What is asked:
Skip every image and restate the data word for word.

━━ Records provided ━━

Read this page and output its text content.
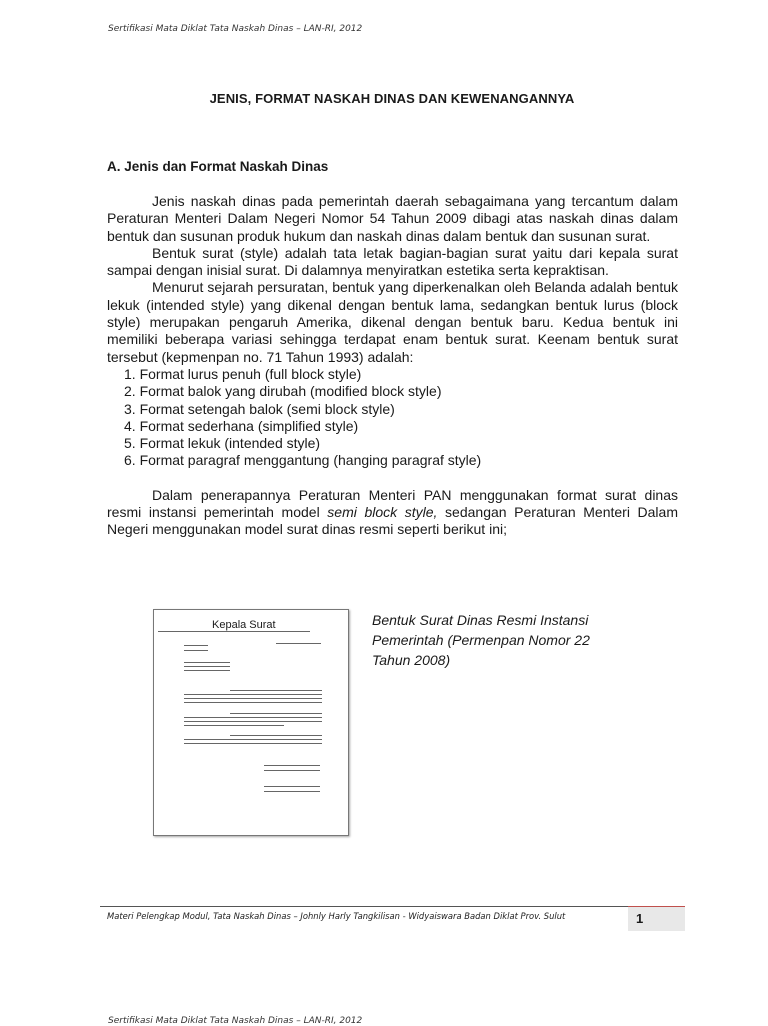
Sertifikasi Mata Diklat Tata Naskah Dinas – LAN-RI, 2012
JENIS, FORMAT NASKAH DINAS DAN KEWENANGANNYA
A. Jenis dan Format Naskah Dinas

Jenis naskah dinas pada pemerintah daerah sebagaimana yang tercantum dalam Peraturan Menteri Dalam Negeri Nomor 54 Tahun 2009 dibagi atas naskah dinas dalam bentuk dan susunan produk hukum dan naskah dinas dalam bentuk dan susunan surat.

Bentuk surat (style) adalah tata letak bagian-bagian surat yaitu dari kepala surat sampai dengan inisial surat. Di dalamnya menyiratkan estetika serta kepraktisan.

Menurut sejarah persuratan, bentuk yang diperkenalkan oleh Belanda adalah bentuk lekuk (intended style) yang dikenal dengan bentuk lama, sedangkan bentuk lurus (block style) merupakan pengaruh Amerika, dikenal dengan bentuk baru. Kedua bentuk ini memiliki beberapa variasi sehingga terdapat enam bentuk surat. Keenam bentuk surat tersebut (kepmenpan no. 71 Tahun 1993) adalah:

1. Format lurus penuh (full block style)
2. Format balok yang dirubah (modified block style)
3. Format setengah balok (semi block style)
4. Format sederhana (simplified style)
5. Format lekuk (intended style)
6. Format paragraf menggantung (hanging paragraf style)

Dalam penerapannya Peraturan Menteri PAN menggunakan format surat dinas resmi instansi pemerintah model semi block style, sedangan Peraturan Menteri Dalam Negeri menggunakan model surat dinas resmi seperti berikut ini;

Kepala Surat	Bentuk Surat Dinas Resmi Instansi Pemerintah (Permenpan Nomor 22 Tahun 2008)
Materi Pelengkap Modul, Tata Naskah Dinas – Johnly Harly Tangkilisan - Widyaiswara Badan Diklat Prov. Sulut	1
Sertifikasi Mata Diklat Tata Naskah Dinas – LAN-RI, 2012
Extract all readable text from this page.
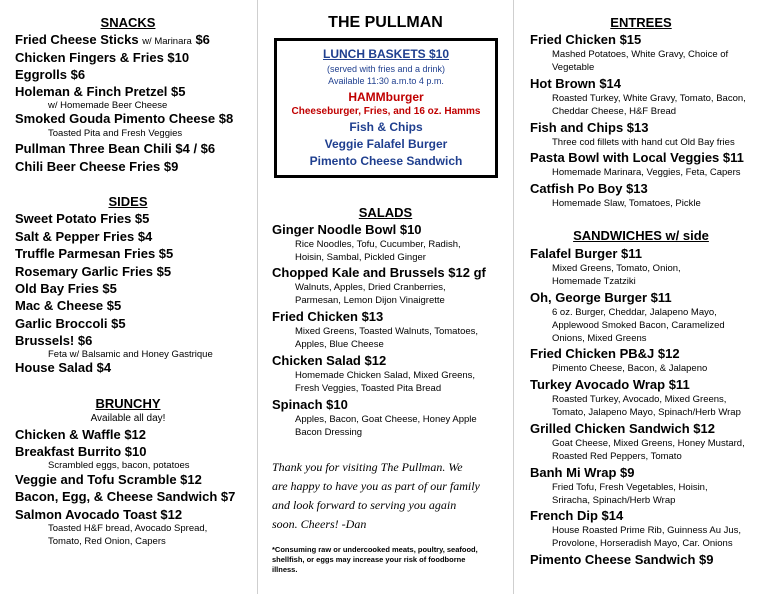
SNACKS
Fried Cheese Sticks w/ Marinara $6
Chicken Fingers & Fries $10
Eggrolls $6
Holeman & Finch Pretzel $5
w/ Homemade Beer Cheese
Smoked Gouda Pimento Cheese $8
Toasted Pita and Fresh Veggies
Pullman Three Bean Chili $4 / $6
Chili Beer Cheese Fries $9
SIDES
Sweet Potato Fries $5
Salt & Pepper Fries $4
Truffle Parmesan Fries $5
Rosemary Garlic Fries $5
Old Bay Fries $5
Mac & Cheese $5
Garlic Broccoli $5
Brussels! $6
Feta w/ Balsamic and Honey Gastrique
House Salad $4
BRUNCHY
Available all day!
Chicken & Waffle $12
Breakfast Burrito $10
Scrambled eggs, bacon, potatoes
Veggie and Tofu Scramble $12
Bacon, Egg, & Cheese Sandwich $7
Salmon Avocado Toast $12
Toasted H&F bread, Avocado Spread,
Tomato, Red Onion, Capers
THE PULLMAN
LUNCH BASKETS $10
(served with fries and a drink)
Available 11:30 a.m.to 4 p.m.
HAMMburger
Cheeseburger, Fries, and 16 oz. Hamms
Fish & Chips
Veggie Falafel Burger
Pimento Cheese Sandwich
SALADS
Ginger Noodle Bowl $10
Rice Noodles, Tofu, Cucumber, Radish,
Hoisin, Sambal, Pickled Ginger
Chopped Kale and Brussels $12 gf
Walnuts, Apples, Dried Cranberries,
Parmesan, Lemon Dijon Vinaigrette
Fried Chicken $13
Mixed Greens, Toasted Walnuts, Tomatoes,
Apples, Blue Cheese
Chicken Salad $12
Homemade Chicken Salad, Mixed Greens,
Fresh Veggies, Toasted Pita Bread
Spinach $10
Apples, Bacon, Goat Cheese, Honey Apple
Bacon Dressing
Thank you for visiting The Pullman. We
are happy to have you as part of our family
and look forward to serving you again
soon. Cheers! -Dan
*Consuming raw or undercooked meats, poultry, seafood,
shellfish, or eggs may increase your risk of foodborne
illness.
ENTREES
Fried Chicken $15
Mashed Potatoes, White Gravy, Choice of
Vegetable
Hot Brown $14
Roasted Turkey, White Gravy, Tomato, Bacon,
Cheddar Cheese, H&F Bread
Fish and Chips $13
Three cod fillets with hand cut Old Bay fries
Pasta Bowl with Local Veggies $11
Homemade Marinara, Veggies, Feta, Capers
Catfish Po Boy $13
Homemade Slaw, Tomatoes, Pickle
SANDWICHES w/ side
Falafel Burger $11
Mixed Greens, Tomato, Onion,
Homemade Tzatziki
Oh, George Burger $11
6 oz. Burger, Cheddar, Jalapeno Mayo,
Applewood Smoked Bacon, Caramelized
Onions, Mixed Greens
Fried Chicken PB&J $12
Pimento Cheese, Bacon, & Jalapeno
Turkey Avocado Wrap $11
Roasted Turkey, Avocado, Mixed Greens,
Tomato, Jalapeno Mayo, Spinach/Herb Wrap
Grilled Chicken Sandwich $12
Goat Cheese, Mixed Greens, Honey Mustard,
Roasted Red Peppers, Tomato
Banh Mi Wrap $9
Fried Tofu, Fresh Vegetables, Hoisin,
Sriracha, Spinach/Herb Wrap
French Dip $14
House Roasted Prime Rib, Guinness Au Jus,
Provolone, Horseradish Mayo, Car. Onions
Pimento Cheese Sandwich $9
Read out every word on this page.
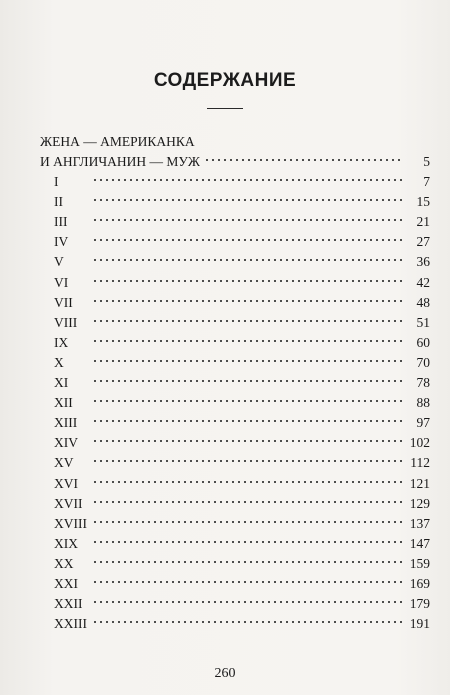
СОДЕРЖАНИЕ
ЖЕНА — АМЕРИКАНКА
И АНГЛИЧАНИН — МУЖ	5
I	7
II	15
III	21
IV	27
V	36
VI	42
VII	48
VIII	51
IX	60
X	70
XI	78
XII	88
XIII	97
XIV	102
XV	112
XVI	121
XVII	129
XVIII	137
XIX	147
XX	159
XXI	169
XXII	179
XXIII	191
260
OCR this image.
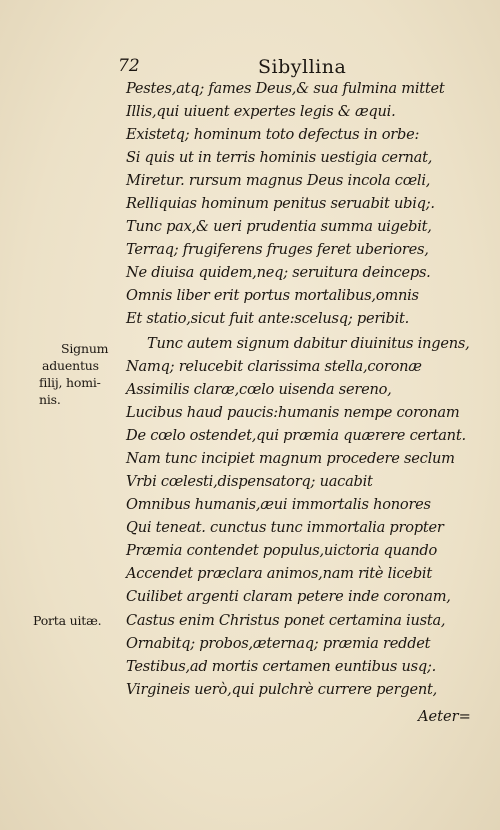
72	Sibyllina
Pestes,atq; fames Deus,& sua fulmina mittet
Illis,qui uiuent expertes legis & æqui.
Existetq; hominum toto defectus in orbe:
Si quis ut in terris hominis uestigia cernat,
Miretur. rursum magnus Deus incola cœli,
Relliquias hominum penitus seruabit ubiq;.
Tunc pax,& ueri prudentia summa uigebit,
Terraq; frugiferens fruges feret uberiores,
Ne diuisa quidem,neq; seruitura deinceps.
Omnis liber erit portus mortalibus,omnis
Et statio,sicut fuit ante:scelusq; peribit.
Tunc autem signum dabitur diuinitus ingens,
Namq; relucebit clarissima stella,coronæ
Assimilis claræ,cœlo uisenda sereno,
Lucibus haud paucis:humanis nempe coronam
De cœlo ostendet,qui præmia quærere certant.
Nam tunc incipiet magnum procedere seclum
Vrbi cœlesti,dispensatorq; uacabit
Omnibus humanis,æui immortalis honores
Qui teneat. cunctus tunc immortalia propter
Præmia contendet populus,uictoria quando
Accendet præclara animos,nam ritè licebit
Cuilibet argenti claram petere inde coronam,
Castus enim Christus ponet certamina iusta,
Ornabitq; probos,æternaq; præmia reddet
Testibus,ad mortis certamen euntibus usq;.
Virgineis uerò,qui pulchrè currere pergent,
Signum
aduentus
filij, homi-
nis.
Porta uitæ.
Aeter=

━━━

Worked answer:
Read this page and output its text content.
Sertifikasi Mata Diklat Tata Naskah Dinas – LAN-RI, 2012
JENIS, FORMAT NASKAH DINAS DAN KEWENANGANNYA
A. Jenis dan Format Naskah Dinas

Jenis naskah dinas pada pemerintah daerah sebagaimana yang tercantum dalam Peraturan Menteri Dalam Negeri Nomor 54 Tahun 2009 dibagi atas naskah dinas dalam bentuk dan susunan produk hukum dan naskah dinas dalam bentuk dan susunan surat.

Bentuk surat (style) adalah tata letak bagian-bagian surat yaitu dari kepala surat sampai dengan inisial surat. Di dalamnya menyiratkan estetika serta kepraktisan.

Menurut sejarah persuratan, bentuk yang diperkenalkan oleh Belanda adalah bentuk lekuk (intended style) yang dikenal dengan bentuk lama, sedangkan bentuk lurus (block style) merupakan pengaruh Amerika, dikenal dengan bentuk baru. Kedua bentuk ini memiliki beberapa variasi sehingga terdapat enam bentuk surat. Keenam bentuk surat tersebut (kepmenpan no. 71 Tahun 1993) adalah:

1. Format lurus penuh (full block style)
2. Format balok yang dirubah (modified block style)
3. Format setengah balok (semi block style)
4. Format sederhana (simplified style)
5. Format lekuk (intended style)
6. Format paragraf menggantung (hanging paragraf style)

Dalam penerapannya Peraturan Menteri PAN menggunakan format surat dinas resmi instansi pemerintah model semi block style, sedangan Peraturan Menteri Dalam Negeri menggunakan model surat dinas resmi seperti berikut ini;

Kepala Surat	Bentuk Surat Dinas Resmi Instansi Pemerintah (Permenpan Nomor 22 Tahun 2008)
Materi Pelengkap Modul, Tata Naskah Dinas – Johnly Harly Tangkilisan - Widyaiswara Badan Diklat Prov. Sulut	1
Sertifikasi Mata Diklat Tata Naskah Dinas – LAN-RI, 2012
Extract all readable text from this page.
SNACKS
Fried Cheese Sticks w/ Marinara $6
Chicken Fingers & Fries $10
Eggrolls $6
Holeman & Finch Pretzel $5
w/ Homemade Beer Cheese
Smoked Gouda Pimento Cheese $8
Toasted Pita and Fresh Veggies
Pullman Three Bean Chili $4 / $6
Chili Beer Cheese Fries $9
SIDES
Sweet Potato Fries $5
Salt & Pepper Fries $4
Truffle Parmesan Fries $5
Rosemary Garlic Fries $5
Old Bay Fries $5
Mac & Cheese $5
Garlic Broccoli $5
Brussels! $6
Feta w/ Balsamic and Honey Gastrique
House Salad $4
BRUNCHY
Available all day!
Chicken & Waffle $12
Breakfast Burrito $10
Scrambled eggs, bacon, potatoes
Veggie and Tofu Scramble $12
Bacon, Egg, & Cheese Sandwich $7
Salmon Avocado Toast $12
Toasted H&F bread, Avocado Spread,
Tomato, Red Onion, Capers
THE PULLMAN
LUNCH BASKETS $10
(served with fries and a drink)
Available 11:30 a.m.to 4 p.m.
HAMMburger
Cheeseburger, Fries, and 16 oz. Hamms
Fish & Chips
Veggie Falafel Burger
Pimento Cheese Sandwich
SALADS
Ginger Noodle Bowl $10
Rice Noodles, Tofu, Cucumber, Radish,
Hoisin, Sambal, Pickled Ginger
Chopped Kale and Brussels $12 gf
Walnuts, Apples, Dried Cranberries,
Parmesan, Lemon Dijon Vinaigrette
Fried Chicken $13
Mixed Greens, Toasted Walnuts, Tomatoes,
Apples, Blue Cheese
Chicken Salad $12
Homemade Chicken Salad, Mixed Greens,
Fresh Veggies, Toasted Pita Bread
Spinach $10
Apples, Bacon, Goat Cheese, Honey Apple
Bacon Dressing
Thank you for visiting The Pullman. We
are happy to have you as part of our family
and look forward to serving you again
soon. Cheers! -Dan
*Consuming raw or undercooked meats, poultry, seafood,
shellfish, or eggs may increase your risk of foodborne
illness.
ENTREES
Fried Chicken $15
Mashed Potatoes, White Gravy, Choice of
Vegetable
Hot Brown $14
Roasted Turkey, White Gravy, Tomato, Bacon,
Cheddar Cheese, H&F Bread
Fish and Chips $13
Three cod fillets with hand cut Old Bay fries
Pasta Bowl with Local Veggies $11
Homemade Marinara, Veggies, Feta, Capers
Catfish Po Boy $13
Homemade Slaw, Tomatoes, Pickle
SANDWICHES w/ side
Falafel Burger $11
Mixed Greens, Tomato, Onion,
Homemade Tzatziki
Oh, George Burger $11
6 oz. Burger, Cheddar, Jalapeno Mayo,
Applewood Smoked Bacon, Caramelized
Onions, Mixed Greens
Fried Chicken PB&J $12
Pimento Cheese, Bacon, & Jalapeno
Turkey Avocado Wrap $11
Roasted Turkey, Avocado, Mixed Greens,
Tomato, Jalapeno Mayo, Spinach/Herb Wrap
Grilled Chicken Sandwich $12
Goat Cheese, Mixed Greens, Honey Mustard,
Roasted Red Peppers, Tomato
Banh Mi Wrap $9
Fried Tofu, Fresh Vegetables, Hoisin,
Sriracha, Spinach/Herb Wrap
French Dip $14
House Roasted Prime Rib, Guinness Au Jus,
Provolone, Horseradish Mayo, Car. Onions
Pimento Cheese Sandwich $9
Read out every word on this page.
СОДЕРЖАНИЕ
ЖЕНА — АМЕРИКАНКА
И АНГЛИЧАНИН — МУЖ	5
I	7
II	15
III	21
IV	27
V	36
VI	42
VII	48
VIII	51
IX	60
X	70
XI	78
XII	88
XIII	97
XIV	102
XV	112
XVI	121
XVII	129
XVIII	137
XIX	147
XX	159
XXI	169
XXII	179
XXIII	191
260
OCR this image.
72	Sibyllina
Pestes,atq; fames Deus,& sua fulmina mittet
Illis,qui uiuent expertes legis & æqui.
Existetq; hominum toto defectus in orbe:
Si quis ut in terris hominis uestigia cernat,
Miretur. rursum magnus Deus incola cœli,
Relliquias hominum penitus seruabit ubiq;.
Tunc pax,& ueri prudentia summa uigebit,
Terraq; frugiferens fruges feret uberiores,
Ne diuisa quidem,neq; seruitura deinceps.
Omnis liber erit portus mortalibus,omnis
Et statio,sicut fuit ante:scelusq; peribit.
Tunc autem signum dabitur diuinitus ingens,
Namq; relucebit clarissima stella,coronæ
Assimilis claræ,cœlo uisenda sereno,
Lucibus haud paucis:humanis nempe coronam
De cœlo ostendet,qui præmia quærere certant.
Nam tunc incipiet magnum procedere seclum
Vrbi cœlesti,dispensatorq; uacabit
Omnibus humanis,æui immortalis honores
Qui teneat. cunctus tunc immortalia propter
Præmia contendet populus,uictoria quando
Accendet præclara animos,nam ritè licebit
Cuilibet argenti claram petere inde coronam,
Castus enim Christus ponet certamina iusta,
Ornabitq; probos,æternaq; præmia reddet
Testibus,ad mortis certamen euntibus usq;.
Virgineis uerò,qui pulchrè currere pergent,
Signum
aduentus
filij, homi-
nis.
Porta uitæ.
Aeter=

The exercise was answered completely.